- Exercise requirements -
Pick out the lines below that include the string "under".

- Provided entries -
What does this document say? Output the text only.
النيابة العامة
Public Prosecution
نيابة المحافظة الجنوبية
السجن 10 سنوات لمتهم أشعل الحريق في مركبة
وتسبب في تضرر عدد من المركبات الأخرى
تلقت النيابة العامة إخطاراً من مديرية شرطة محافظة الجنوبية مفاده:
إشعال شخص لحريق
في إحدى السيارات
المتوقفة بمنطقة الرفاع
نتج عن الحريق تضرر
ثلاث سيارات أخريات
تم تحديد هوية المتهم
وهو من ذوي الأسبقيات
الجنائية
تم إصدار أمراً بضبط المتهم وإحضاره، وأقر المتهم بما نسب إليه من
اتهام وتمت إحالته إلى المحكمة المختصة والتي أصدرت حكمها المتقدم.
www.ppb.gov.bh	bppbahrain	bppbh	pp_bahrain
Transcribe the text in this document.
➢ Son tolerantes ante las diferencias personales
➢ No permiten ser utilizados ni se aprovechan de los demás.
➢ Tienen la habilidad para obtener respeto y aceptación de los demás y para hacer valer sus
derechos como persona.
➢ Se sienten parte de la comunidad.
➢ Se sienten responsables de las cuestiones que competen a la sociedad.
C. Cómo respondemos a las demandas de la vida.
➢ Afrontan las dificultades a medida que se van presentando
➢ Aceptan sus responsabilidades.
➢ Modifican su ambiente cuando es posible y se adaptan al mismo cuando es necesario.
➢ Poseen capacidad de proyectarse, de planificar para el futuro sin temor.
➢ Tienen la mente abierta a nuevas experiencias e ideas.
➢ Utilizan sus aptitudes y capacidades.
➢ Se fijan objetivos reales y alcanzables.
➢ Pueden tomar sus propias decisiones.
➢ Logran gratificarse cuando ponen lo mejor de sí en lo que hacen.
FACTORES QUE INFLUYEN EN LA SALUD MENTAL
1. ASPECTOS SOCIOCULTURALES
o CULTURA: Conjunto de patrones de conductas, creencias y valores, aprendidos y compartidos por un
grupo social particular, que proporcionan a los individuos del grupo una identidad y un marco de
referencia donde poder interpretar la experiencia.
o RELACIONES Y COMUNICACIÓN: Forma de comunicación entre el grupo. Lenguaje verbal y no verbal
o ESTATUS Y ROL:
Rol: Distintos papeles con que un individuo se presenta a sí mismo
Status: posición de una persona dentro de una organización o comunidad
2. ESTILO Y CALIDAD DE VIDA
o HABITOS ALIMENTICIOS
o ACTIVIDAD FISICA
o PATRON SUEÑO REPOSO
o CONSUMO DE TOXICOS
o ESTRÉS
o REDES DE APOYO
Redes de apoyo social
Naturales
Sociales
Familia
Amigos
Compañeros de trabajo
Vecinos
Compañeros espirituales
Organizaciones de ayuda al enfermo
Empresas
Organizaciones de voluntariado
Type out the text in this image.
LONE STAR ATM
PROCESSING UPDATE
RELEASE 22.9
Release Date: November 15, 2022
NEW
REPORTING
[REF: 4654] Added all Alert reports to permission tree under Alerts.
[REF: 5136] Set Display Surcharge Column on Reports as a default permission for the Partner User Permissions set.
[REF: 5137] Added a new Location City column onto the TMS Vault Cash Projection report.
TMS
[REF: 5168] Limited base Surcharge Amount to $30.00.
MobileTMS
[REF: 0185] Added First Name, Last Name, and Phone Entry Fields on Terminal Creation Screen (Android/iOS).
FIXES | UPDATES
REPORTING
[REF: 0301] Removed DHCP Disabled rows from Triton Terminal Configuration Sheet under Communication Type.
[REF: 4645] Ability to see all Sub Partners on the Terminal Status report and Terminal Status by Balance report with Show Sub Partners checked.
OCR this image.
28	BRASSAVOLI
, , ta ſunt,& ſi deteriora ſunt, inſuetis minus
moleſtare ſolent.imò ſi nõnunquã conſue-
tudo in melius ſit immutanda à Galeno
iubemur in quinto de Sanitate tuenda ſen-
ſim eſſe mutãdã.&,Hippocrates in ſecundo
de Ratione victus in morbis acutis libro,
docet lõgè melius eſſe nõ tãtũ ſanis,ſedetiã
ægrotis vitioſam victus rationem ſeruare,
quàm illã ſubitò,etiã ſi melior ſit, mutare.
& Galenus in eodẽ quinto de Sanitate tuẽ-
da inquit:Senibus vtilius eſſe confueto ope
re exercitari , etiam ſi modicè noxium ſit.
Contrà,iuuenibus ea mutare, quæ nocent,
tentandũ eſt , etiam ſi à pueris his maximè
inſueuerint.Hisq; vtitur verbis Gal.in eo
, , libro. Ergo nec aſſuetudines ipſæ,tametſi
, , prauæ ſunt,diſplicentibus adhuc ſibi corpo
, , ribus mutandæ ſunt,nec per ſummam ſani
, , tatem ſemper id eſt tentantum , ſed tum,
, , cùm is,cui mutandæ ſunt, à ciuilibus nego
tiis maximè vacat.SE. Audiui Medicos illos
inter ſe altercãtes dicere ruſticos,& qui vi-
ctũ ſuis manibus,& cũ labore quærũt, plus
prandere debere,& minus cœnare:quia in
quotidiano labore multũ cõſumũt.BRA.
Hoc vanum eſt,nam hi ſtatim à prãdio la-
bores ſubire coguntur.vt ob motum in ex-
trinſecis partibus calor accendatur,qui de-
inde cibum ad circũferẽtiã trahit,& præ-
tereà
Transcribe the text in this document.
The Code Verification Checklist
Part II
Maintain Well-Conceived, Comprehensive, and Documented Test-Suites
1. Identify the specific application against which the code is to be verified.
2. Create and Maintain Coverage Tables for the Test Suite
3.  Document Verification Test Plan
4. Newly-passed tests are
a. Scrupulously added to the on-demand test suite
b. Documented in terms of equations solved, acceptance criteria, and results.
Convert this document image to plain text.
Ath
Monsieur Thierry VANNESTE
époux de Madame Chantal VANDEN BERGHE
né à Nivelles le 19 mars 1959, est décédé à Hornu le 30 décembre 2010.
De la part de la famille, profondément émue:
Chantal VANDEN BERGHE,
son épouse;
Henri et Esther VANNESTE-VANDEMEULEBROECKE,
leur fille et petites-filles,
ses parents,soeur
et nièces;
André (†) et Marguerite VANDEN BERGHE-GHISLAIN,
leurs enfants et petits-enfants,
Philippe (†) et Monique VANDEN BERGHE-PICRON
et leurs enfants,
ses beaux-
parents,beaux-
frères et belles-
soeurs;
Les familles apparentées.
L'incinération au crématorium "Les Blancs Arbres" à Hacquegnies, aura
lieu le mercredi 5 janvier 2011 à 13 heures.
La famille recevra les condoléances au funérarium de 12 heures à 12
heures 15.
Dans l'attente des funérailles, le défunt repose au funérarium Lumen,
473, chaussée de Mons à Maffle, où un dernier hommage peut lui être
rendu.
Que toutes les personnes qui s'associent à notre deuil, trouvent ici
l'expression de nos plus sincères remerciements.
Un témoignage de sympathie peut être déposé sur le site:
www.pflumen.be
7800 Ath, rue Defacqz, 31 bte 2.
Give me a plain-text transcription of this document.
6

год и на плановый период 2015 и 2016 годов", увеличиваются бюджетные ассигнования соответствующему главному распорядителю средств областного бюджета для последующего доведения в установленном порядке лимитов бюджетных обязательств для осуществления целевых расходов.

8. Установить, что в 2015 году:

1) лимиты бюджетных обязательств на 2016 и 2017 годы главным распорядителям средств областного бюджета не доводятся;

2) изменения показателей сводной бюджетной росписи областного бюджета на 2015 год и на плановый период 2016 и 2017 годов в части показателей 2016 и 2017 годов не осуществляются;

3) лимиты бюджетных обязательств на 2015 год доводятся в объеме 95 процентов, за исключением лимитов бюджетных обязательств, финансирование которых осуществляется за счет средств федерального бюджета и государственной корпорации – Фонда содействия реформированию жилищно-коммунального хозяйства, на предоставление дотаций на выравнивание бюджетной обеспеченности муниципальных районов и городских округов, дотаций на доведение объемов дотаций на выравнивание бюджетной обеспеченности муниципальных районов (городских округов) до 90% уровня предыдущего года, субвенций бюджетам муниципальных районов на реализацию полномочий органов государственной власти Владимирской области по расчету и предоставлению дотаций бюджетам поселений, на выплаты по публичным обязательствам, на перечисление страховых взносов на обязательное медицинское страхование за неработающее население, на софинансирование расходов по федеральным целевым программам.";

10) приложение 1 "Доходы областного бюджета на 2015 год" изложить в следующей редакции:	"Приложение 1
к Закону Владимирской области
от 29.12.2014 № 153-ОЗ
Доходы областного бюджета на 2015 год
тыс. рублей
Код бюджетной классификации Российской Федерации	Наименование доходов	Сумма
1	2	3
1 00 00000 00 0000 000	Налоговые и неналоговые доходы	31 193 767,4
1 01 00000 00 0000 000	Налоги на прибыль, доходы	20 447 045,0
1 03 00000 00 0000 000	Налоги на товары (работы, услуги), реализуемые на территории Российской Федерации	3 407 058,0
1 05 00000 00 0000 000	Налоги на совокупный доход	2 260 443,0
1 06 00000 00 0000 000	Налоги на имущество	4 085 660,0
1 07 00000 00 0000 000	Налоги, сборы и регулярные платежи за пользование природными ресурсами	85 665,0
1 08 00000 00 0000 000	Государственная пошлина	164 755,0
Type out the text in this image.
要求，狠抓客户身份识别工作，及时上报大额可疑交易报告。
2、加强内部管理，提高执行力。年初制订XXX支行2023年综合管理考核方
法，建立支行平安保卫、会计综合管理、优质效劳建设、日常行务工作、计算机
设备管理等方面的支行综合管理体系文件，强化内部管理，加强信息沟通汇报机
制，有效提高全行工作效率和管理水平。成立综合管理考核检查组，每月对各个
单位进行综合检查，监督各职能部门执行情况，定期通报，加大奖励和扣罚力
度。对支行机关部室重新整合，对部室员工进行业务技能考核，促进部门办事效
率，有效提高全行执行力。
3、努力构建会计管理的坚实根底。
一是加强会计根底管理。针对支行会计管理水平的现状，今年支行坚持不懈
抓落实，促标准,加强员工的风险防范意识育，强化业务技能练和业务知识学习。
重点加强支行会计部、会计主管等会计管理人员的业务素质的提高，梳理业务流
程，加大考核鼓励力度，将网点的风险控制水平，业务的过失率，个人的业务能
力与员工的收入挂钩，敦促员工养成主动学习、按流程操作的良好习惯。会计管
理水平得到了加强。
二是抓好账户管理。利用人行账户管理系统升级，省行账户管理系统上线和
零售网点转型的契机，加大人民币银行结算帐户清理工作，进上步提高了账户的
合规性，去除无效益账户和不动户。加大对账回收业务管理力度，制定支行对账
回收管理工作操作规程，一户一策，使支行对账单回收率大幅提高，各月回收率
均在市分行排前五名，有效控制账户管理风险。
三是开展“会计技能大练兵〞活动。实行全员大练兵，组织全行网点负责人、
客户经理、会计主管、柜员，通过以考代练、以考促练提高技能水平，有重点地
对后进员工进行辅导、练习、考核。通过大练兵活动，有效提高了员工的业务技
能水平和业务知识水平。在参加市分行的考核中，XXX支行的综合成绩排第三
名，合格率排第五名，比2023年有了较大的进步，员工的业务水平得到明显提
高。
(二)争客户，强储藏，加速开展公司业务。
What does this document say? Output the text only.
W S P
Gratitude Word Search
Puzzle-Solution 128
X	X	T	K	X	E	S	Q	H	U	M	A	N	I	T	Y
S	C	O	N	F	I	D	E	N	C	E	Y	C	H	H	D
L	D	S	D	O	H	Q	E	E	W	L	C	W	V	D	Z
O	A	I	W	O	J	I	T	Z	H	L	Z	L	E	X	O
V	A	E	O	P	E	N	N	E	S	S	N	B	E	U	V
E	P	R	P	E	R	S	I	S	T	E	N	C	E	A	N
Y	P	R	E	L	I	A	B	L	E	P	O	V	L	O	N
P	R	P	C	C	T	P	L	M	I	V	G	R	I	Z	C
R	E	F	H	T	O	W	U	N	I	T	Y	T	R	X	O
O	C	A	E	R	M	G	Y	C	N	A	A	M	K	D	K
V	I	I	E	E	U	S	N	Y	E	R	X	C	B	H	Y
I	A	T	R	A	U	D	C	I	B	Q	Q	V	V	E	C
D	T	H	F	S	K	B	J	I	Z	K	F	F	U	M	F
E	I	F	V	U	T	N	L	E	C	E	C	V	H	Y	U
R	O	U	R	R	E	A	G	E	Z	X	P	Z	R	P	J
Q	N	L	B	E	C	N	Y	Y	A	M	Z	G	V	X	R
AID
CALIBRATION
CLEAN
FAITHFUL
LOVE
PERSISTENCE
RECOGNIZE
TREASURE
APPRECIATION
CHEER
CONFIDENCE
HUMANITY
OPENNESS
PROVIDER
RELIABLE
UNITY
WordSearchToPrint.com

- Response to this task -
[REF: 4654] Added all Alert reports to permission tree under Alerts.
[REF: 0301] Removed DHCP Disabled rows from Triton Terminal Configuration Sheet under Communication Type.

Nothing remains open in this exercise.